Given instruction:
All the data should come back exactly as it was given.
******************************
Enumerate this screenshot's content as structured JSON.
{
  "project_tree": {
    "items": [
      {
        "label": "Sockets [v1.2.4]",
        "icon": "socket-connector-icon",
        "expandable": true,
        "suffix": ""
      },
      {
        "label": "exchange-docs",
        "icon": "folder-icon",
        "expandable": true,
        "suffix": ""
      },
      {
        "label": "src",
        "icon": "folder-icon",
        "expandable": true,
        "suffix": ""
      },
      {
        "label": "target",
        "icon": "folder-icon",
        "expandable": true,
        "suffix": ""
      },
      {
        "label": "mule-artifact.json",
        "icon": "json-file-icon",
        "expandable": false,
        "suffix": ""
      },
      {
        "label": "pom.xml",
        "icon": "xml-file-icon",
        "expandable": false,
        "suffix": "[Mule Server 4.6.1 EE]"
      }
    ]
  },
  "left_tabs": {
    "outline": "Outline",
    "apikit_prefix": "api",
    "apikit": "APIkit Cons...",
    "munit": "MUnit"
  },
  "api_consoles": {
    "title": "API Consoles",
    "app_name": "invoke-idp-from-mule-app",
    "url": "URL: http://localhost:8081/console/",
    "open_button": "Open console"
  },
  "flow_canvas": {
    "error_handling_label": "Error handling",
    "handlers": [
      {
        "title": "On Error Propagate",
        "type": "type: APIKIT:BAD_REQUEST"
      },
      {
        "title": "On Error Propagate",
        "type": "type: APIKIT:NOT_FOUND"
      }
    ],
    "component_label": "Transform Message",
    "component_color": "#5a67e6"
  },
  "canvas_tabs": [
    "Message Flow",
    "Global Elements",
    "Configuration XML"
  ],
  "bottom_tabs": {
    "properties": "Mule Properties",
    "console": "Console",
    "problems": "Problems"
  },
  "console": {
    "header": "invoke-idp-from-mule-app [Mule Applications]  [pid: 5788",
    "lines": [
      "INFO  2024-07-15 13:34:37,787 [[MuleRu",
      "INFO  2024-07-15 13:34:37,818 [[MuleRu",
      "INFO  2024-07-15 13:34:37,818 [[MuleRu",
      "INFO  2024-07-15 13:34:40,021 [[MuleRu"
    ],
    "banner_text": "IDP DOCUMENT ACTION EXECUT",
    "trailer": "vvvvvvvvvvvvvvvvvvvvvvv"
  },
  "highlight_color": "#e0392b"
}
******************************
Correct response:
Enumerate this screenshot's content as structured JSON.
{
  "project_tree": {
    "items": [
      {
        "label": "Sockets [v1.2.4]",
        "icon": "socket-connector-icon",
        "expandable": true,
        "suffix": ""
      },
      {
        "label": "exchange-docs",
        "icon": "folder-icon",
        "expandable": true,
        "suffix": ""
      },
      {
        "label": "src",
        "icon": "folder-icon",
        "expandable": true,
        "suffix": ""
      },
      {
        "label": "target",
        "icon": "folder-icon",
        "expandable": true,
        "suffix": ""
      },
      {
        "label": "mule-artifact.json",
        "icon": "json-file-icon",
        "expandable": false,
        "suffix": ""
      },
      {
        "label": "pom.xml",
        "icon": "xml-file-icon",
        "expandable": false,
        "suffix": "[Mule Server 4.6.1 EE]"
      }
    ]
  },
  "left_tabs": {
    "outline": "Outline",
    "apikit_prefix": "api",
    "apikit": "APIkit Cons...",
    "munit": "MUnit"
  },
  "api_consoles": {
    "title": "API Consoles",
    "app_name": "invoke-idp-from-mule-app",
    "url": "URL: http://localhost:8081/console/",
    "open_button": "Open console"
  },
  "flow_canvas": {
    "error_handling_label": "Error handling",
    "handlers": [
      {
        "title": "On Error Propagate",
        "type": "type: APIKIT:BAD_REQUEST"
      },
      {
        "title": "On Error Propagate",
        "type": "type: APIKIT:NOT_FOUND"
      }
    ],
    "component_label": "Transform Message",
    "component_color": "#5a67e6"
  },
  "canvas_tabs": [
    "Message Flow",
    "Global Elements",
    "Configuration XML"
  ],
  "bottom_tabs": {
    "properties": "Mule Properties",
    "console": "Console",
    "problems": "Problems"
  },
  "console": {
    "header": "invoke-idp-from-mule-app [Mule Applications]  [pid: 5788",
    "lines": [
      "INFO  2024-07-15 13:34:37,787 [[MuleRu",
      "INFO  2024-07-15 13:34:37,818 [[MuleRu",
      "INFO  2024-07-15 13:34:37,818 [[MuleRu",
      "INFO  2024-07-15 13:34:40,021 [[MuleRu"
    ],
    "banner_text": "IDP DOCUMENT ACTION EXECUT",
    "trailer": "vvvvvvvvvvvvvvvvvvvvvvv"
  },
  "highlight_color": "#e0392b"
}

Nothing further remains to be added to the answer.